#### Problem details
State how many lines of the entries hold the string "group", and output nothing but that count.

#### Data for this exercise
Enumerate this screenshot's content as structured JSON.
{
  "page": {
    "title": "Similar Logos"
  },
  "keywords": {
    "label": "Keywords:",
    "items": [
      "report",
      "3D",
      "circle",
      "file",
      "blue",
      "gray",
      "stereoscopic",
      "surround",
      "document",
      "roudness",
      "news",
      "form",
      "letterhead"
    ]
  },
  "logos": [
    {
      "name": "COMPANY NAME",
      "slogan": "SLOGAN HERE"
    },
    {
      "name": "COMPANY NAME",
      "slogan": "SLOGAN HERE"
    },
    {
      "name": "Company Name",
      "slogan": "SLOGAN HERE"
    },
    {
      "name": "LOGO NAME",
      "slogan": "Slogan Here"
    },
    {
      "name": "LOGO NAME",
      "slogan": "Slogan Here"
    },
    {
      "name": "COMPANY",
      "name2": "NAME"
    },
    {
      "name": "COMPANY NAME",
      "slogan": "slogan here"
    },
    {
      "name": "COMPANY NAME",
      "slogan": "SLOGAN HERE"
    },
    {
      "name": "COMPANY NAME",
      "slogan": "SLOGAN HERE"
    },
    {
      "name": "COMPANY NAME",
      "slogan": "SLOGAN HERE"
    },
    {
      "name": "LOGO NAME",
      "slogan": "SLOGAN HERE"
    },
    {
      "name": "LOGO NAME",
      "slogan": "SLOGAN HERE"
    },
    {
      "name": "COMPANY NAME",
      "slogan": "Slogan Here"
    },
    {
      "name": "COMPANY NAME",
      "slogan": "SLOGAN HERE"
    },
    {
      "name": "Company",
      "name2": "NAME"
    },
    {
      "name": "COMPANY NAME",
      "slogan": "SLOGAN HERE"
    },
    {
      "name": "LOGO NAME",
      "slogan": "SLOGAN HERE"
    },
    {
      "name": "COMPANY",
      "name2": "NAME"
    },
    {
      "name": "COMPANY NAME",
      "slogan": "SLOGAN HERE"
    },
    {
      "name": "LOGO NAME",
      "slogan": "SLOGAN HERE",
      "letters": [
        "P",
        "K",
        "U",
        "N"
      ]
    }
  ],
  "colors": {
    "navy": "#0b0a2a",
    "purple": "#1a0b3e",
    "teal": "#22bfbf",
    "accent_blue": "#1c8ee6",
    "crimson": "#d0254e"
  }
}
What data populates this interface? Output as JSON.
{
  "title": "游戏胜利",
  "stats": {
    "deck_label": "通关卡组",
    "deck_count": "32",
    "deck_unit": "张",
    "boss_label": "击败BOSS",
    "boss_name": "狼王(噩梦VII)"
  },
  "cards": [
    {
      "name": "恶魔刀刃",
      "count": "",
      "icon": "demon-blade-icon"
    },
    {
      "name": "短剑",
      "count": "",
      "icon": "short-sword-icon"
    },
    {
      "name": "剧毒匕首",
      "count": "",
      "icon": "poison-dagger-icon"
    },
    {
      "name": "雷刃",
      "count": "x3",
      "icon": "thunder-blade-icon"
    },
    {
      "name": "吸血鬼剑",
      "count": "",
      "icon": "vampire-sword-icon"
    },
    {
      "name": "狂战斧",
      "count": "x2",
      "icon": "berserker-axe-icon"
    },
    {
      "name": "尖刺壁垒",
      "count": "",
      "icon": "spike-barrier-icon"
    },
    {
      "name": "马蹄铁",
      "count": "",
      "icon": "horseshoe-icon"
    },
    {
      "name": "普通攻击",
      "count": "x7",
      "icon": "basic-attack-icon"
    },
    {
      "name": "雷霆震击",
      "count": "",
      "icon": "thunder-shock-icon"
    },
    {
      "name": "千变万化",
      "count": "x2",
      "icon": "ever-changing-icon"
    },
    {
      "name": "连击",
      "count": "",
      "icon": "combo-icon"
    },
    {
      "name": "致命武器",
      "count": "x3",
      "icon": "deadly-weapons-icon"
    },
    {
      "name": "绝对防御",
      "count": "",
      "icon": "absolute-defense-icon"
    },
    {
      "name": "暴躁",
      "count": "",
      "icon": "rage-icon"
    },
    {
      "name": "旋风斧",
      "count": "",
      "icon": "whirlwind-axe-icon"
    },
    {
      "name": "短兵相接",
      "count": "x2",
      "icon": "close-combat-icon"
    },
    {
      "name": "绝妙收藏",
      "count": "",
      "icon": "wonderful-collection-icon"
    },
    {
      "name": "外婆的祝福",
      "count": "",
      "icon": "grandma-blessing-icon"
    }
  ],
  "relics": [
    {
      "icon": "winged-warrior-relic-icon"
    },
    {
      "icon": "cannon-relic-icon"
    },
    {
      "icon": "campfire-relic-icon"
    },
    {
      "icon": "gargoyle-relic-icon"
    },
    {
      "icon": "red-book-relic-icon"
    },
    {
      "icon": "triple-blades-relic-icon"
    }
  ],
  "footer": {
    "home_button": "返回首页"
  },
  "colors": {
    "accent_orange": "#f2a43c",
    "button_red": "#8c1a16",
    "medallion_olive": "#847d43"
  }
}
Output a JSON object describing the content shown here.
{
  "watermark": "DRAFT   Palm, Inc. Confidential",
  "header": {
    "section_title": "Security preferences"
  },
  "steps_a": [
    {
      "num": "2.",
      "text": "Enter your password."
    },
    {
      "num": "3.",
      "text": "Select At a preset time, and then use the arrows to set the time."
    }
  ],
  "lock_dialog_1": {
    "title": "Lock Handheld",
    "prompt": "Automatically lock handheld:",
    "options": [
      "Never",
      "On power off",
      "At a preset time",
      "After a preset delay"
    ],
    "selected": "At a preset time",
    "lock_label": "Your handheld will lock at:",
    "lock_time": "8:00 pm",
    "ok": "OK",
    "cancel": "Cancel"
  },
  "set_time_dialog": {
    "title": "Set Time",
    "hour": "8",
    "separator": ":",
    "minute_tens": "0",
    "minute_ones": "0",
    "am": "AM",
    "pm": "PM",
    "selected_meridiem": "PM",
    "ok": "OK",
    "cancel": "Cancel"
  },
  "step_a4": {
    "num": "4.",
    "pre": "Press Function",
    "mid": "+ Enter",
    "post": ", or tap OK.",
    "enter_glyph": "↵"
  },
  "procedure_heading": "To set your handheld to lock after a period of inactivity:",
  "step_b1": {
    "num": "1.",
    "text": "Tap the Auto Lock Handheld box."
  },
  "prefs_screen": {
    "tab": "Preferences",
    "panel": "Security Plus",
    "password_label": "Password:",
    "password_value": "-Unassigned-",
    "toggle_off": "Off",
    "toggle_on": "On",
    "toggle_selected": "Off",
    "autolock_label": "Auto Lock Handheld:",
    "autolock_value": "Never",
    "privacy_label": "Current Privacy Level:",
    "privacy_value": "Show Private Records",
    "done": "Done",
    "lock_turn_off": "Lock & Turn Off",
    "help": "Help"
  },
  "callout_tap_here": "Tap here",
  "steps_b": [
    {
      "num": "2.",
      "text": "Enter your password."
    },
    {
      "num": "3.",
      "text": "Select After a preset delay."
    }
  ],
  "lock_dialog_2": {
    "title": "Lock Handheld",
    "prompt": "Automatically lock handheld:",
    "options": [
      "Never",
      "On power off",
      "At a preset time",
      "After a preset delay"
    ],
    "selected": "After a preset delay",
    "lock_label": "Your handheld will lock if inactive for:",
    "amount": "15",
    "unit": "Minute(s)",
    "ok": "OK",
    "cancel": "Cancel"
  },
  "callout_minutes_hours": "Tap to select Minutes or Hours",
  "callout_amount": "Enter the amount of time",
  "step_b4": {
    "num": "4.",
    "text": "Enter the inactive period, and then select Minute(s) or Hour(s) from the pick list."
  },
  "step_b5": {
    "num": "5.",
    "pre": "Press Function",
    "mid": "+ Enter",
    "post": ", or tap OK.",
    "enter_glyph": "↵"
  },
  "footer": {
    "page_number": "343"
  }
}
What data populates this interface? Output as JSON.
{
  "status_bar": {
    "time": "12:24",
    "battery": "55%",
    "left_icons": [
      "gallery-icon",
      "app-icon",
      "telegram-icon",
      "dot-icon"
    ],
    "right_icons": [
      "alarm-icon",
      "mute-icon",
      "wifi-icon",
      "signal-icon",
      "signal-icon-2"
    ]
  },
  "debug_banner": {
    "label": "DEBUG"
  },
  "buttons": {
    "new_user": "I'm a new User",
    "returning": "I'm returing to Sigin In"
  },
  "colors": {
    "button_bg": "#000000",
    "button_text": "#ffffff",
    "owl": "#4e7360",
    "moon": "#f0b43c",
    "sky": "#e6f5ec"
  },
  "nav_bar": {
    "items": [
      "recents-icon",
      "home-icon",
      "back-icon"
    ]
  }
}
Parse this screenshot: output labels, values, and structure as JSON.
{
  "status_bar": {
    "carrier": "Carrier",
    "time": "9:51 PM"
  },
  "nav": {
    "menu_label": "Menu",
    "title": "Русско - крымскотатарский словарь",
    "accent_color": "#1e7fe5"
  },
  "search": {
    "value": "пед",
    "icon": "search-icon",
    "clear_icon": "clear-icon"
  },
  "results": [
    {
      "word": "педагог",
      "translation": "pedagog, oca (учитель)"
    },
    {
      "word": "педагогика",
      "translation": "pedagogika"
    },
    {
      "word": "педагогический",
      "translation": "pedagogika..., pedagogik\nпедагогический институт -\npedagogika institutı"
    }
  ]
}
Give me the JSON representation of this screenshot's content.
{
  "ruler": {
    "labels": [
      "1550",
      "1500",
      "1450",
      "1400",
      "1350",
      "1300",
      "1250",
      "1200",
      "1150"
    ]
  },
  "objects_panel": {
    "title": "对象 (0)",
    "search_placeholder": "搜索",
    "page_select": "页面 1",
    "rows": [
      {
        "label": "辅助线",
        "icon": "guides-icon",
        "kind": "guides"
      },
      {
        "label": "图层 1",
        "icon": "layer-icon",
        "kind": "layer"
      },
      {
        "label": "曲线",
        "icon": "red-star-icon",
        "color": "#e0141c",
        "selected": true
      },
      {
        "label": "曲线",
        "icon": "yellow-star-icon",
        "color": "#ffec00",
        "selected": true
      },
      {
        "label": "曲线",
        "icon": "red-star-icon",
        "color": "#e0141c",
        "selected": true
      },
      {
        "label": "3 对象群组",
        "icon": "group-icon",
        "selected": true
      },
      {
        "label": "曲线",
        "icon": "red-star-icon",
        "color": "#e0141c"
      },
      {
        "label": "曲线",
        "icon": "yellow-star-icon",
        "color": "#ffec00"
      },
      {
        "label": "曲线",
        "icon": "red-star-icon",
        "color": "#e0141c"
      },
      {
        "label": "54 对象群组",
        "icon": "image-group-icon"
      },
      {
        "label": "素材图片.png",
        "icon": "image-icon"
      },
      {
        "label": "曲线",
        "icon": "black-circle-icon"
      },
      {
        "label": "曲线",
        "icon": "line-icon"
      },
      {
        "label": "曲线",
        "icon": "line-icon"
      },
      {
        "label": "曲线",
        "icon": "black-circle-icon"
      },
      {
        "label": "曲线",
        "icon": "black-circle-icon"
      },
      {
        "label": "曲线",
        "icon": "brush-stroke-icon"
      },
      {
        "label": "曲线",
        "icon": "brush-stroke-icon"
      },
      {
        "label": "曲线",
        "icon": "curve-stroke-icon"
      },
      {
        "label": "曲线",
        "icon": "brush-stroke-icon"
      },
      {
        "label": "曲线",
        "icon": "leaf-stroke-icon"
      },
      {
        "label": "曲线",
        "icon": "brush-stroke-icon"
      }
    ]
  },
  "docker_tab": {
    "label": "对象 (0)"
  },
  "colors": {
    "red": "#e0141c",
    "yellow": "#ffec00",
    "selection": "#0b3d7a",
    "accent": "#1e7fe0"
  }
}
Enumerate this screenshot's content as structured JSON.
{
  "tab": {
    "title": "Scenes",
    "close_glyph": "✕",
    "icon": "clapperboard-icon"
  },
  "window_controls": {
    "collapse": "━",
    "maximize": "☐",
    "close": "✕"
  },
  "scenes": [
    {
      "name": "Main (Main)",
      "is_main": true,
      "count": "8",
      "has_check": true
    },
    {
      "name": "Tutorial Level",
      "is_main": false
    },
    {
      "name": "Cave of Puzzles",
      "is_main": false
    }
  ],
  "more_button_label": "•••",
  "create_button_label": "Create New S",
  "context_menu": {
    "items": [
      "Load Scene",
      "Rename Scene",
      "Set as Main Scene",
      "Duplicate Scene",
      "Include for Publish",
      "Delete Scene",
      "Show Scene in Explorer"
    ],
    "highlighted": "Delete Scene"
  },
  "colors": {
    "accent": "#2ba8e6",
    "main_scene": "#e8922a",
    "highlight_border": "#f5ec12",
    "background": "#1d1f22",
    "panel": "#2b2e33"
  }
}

#### Worked answer
2